Instructions for the task :: Reproduce only the lines from the line containing "Extract the structured data from this chart" to the end of the entries below, including both of those lines.

- - - - - - -

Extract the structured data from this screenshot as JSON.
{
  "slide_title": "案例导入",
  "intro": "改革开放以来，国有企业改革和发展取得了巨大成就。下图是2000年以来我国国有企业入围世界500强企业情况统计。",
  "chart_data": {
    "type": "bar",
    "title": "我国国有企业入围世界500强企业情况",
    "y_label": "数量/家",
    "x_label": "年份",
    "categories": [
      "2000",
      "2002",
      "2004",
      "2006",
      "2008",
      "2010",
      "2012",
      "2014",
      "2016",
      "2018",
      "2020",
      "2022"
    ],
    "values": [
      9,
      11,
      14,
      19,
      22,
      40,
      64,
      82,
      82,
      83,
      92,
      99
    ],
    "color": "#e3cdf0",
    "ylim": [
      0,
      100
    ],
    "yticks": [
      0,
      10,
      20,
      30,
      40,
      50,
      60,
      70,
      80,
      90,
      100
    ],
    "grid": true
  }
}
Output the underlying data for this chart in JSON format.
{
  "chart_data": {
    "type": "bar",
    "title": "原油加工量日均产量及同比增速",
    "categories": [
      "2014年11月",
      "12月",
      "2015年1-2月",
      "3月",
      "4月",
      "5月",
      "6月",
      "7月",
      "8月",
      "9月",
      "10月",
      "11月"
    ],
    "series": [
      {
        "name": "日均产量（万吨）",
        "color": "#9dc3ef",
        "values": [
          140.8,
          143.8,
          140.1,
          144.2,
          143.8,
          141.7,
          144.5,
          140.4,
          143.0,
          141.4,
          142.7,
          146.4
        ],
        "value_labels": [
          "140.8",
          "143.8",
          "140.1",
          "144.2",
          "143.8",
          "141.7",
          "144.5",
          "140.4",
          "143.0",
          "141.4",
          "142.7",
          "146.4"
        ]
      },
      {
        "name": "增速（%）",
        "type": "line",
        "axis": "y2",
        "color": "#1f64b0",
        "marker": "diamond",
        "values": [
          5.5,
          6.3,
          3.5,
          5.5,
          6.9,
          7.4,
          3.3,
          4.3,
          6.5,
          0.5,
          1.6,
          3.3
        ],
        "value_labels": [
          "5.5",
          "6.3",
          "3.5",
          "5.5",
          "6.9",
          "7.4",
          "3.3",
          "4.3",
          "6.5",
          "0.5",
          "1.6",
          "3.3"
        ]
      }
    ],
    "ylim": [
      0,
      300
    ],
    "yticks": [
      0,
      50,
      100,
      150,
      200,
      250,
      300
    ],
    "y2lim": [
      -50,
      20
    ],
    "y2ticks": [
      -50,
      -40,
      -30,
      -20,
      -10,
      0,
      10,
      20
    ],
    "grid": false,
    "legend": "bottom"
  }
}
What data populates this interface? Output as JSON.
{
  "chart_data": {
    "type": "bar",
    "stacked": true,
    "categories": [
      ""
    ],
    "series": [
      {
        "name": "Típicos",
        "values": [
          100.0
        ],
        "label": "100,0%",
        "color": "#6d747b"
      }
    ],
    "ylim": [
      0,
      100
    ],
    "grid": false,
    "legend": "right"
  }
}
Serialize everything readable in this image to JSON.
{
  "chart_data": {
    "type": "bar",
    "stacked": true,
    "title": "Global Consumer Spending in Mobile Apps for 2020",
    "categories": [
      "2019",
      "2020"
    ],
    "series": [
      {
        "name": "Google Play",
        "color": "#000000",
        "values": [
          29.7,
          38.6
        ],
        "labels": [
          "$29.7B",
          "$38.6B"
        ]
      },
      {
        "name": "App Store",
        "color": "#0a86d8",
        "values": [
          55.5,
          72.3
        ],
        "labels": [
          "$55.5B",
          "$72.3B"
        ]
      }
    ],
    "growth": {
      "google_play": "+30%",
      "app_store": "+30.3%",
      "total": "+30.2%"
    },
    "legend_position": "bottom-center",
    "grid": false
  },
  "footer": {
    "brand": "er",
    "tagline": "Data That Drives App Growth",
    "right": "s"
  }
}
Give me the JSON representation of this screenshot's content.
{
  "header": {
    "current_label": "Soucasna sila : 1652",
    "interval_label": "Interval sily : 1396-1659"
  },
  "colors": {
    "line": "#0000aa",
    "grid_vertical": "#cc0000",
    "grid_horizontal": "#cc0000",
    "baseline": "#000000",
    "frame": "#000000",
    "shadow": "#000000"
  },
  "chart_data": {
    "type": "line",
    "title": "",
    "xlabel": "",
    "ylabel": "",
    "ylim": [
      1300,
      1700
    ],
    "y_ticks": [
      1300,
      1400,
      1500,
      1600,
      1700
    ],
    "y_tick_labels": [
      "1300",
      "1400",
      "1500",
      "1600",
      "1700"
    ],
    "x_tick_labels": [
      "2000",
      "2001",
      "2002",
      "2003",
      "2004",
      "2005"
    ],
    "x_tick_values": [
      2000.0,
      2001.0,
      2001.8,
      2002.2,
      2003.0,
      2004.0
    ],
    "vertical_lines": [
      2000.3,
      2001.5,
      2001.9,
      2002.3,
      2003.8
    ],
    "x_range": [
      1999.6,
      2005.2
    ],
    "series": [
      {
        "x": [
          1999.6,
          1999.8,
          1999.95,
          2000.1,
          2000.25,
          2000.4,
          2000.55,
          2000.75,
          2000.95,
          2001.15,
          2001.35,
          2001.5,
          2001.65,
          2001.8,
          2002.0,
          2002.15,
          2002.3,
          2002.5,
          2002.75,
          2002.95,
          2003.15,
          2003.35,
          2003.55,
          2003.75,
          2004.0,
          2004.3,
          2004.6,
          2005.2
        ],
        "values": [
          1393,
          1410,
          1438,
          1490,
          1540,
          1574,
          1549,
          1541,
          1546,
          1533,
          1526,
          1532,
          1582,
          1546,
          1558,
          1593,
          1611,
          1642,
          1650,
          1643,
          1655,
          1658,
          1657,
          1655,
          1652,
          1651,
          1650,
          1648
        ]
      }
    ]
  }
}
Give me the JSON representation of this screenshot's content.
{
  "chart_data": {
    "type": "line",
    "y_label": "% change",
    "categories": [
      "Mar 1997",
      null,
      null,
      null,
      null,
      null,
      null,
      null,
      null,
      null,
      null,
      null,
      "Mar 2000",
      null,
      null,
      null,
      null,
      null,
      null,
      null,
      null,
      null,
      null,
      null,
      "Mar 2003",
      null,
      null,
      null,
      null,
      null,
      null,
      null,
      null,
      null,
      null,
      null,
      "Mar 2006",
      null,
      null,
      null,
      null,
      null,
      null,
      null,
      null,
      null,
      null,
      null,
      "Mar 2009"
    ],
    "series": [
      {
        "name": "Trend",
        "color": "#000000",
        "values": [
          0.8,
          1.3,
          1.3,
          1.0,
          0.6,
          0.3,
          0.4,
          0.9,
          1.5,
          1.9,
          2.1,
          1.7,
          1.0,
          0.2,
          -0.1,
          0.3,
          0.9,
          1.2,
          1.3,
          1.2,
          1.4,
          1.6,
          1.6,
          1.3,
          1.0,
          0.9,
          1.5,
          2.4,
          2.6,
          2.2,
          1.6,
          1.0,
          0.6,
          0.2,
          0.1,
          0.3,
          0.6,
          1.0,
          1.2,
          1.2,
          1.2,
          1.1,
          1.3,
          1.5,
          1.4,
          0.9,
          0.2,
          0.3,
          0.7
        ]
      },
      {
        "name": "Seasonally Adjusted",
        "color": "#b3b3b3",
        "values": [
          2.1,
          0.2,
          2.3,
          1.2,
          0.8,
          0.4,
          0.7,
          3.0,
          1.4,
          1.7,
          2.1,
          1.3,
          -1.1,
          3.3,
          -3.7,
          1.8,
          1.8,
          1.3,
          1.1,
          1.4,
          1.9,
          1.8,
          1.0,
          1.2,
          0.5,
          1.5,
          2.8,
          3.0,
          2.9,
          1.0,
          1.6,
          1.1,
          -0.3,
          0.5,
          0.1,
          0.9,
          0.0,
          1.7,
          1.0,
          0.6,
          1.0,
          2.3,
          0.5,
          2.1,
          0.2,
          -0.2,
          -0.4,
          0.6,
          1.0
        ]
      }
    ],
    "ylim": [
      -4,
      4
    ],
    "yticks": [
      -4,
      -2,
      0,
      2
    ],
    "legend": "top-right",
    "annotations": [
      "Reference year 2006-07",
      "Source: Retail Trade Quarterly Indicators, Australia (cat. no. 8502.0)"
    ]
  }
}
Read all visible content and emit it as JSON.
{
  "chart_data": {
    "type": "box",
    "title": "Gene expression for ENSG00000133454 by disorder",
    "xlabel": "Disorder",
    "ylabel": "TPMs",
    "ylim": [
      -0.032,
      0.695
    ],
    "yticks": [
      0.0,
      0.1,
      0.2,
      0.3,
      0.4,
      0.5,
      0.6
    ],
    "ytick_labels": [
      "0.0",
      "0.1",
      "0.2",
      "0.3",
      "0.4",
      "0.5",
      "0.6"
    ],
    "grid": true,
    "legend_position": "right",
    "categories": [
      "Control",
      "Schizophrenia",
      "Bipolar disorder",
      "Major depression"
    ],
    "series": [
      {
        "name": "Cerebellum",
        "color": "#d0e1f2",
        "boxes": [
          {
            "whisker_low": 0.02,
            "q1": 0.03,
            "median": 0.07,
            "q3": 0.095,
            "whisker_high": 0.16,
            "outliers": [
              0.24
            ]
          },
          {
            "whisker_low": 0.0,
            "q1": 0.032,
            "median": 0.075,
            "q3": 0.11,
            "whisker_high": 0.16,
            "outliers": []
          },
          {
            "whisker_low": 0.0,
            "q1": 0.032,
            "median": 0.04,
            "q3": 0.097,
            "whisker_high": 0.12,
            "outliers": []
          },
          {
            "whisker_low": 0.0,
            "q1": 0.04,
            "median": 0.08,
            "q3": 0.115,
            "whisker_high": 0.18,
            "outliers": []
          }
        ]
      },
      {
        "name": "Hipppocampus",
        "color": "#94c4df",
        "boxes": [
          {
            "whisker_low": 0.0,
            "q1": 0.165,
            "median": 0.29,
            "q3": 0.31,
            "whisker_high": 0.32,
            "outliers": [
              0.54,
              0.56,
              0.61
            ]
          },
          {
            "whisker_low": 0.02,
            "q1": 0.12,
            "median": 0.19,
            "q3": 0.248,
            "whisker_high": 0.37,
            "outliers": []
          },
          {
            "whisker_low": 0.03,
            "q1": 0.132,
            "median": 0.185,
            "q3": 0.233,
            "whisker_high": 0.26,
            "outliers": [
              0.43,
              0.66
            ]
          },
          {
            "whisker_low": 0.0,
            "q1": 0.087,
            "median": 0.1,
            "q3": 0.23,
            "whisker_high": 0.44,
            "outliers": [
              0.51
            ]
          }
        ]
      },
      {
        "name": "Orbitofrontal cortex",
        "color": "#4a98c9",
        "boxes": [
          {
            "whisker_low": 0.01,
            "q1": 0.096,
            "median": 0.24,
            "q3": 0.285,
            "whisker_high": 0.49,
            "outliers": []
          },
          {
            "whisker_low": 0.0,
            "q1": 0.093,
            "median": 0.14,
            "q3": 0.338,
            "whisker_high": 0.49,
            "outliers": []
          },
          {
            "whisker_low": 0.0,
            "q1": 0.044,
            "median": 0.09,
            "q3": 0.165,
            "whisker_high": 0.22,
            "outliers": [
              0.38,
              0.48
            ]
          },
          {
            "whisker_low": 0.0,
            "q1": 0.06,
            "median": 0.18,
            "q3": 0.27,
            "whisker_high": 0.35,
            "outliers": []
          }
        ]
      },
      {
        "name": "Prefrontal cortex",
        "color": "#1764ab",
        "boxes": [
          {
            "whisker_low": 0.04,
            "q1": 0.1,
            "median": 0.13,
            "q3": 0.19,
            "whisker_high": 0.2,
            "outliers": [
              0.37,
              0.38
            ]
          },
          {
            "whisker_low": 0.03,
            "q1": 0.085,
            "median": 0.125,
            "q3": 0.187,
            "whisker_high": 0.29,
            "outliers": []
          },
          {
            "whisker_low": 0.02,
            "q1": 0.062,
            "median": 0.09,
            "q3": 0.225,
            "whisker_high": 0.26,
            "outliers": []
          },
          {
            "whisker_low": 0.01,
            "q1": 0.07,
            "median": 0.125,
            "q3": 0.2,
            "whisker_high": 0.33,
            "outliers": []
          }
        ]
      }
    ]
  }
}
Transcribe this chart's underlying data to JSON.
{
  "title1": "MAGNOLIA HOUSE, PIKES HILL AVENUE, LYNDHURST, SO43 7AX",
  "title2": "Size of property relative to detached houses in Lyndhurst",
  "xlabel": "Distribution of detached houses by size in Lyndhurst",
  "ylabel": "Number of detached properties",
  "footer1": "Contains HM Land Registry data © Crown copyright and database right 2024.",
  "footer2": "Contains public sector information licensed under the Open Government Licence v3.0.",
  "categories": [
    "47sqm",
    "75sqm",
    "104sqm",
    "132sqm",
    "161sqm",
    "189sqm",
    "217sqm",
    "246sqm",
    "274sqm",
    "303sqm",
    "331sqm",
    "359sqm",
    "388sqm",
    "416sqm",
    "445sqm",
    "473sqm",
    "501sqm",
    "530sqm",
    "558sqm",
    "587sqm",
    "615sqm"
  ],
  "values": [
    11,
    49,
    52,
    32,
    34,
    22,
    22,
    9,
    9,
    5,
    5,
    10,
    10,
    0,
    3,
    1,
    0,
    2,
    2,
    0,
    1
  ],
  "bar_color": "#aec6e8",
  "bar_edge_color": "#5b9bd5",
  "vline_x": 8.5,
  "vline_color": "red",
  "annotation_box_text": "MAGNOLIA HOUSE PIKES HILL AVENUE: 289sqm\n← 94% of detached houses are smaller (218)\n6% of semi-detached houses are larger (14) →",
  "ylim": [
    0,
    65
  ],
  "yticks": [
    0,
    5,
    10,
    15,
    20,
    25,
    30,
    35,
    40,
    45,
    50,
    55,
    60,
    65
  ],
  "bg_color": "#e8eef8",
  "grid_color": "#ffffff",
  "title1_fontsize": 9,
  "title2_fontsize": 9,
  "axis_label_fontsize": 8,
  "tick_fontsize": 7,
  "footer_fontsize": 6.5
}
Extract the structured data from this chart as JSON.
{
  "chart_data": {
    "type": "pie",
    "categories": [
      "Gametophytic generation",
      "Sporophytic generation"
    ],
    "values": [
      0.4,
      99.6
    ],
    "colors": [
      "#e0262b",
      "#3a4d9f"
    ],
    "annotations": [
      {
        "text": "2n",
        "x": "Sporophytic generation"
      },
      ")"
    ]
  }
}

- - - - - - -

Answer for this exercise ::
Extract the structured data from this chart as JSON.
{
  "chart_data": {
    "type": "pie",
    "categories": [
      "Gametophytic generation",
      "Sporophytic generation"
    ],
    "values": [
      0.4,
      99.6
    ],
    "colors": [
      "#e0262b",
      "#3a4d9f"
    ],
    "annotations": [
      {
        "text": "2n",
        "x": "Sporophytic generation"
      },
      ")"
    ]
  }
}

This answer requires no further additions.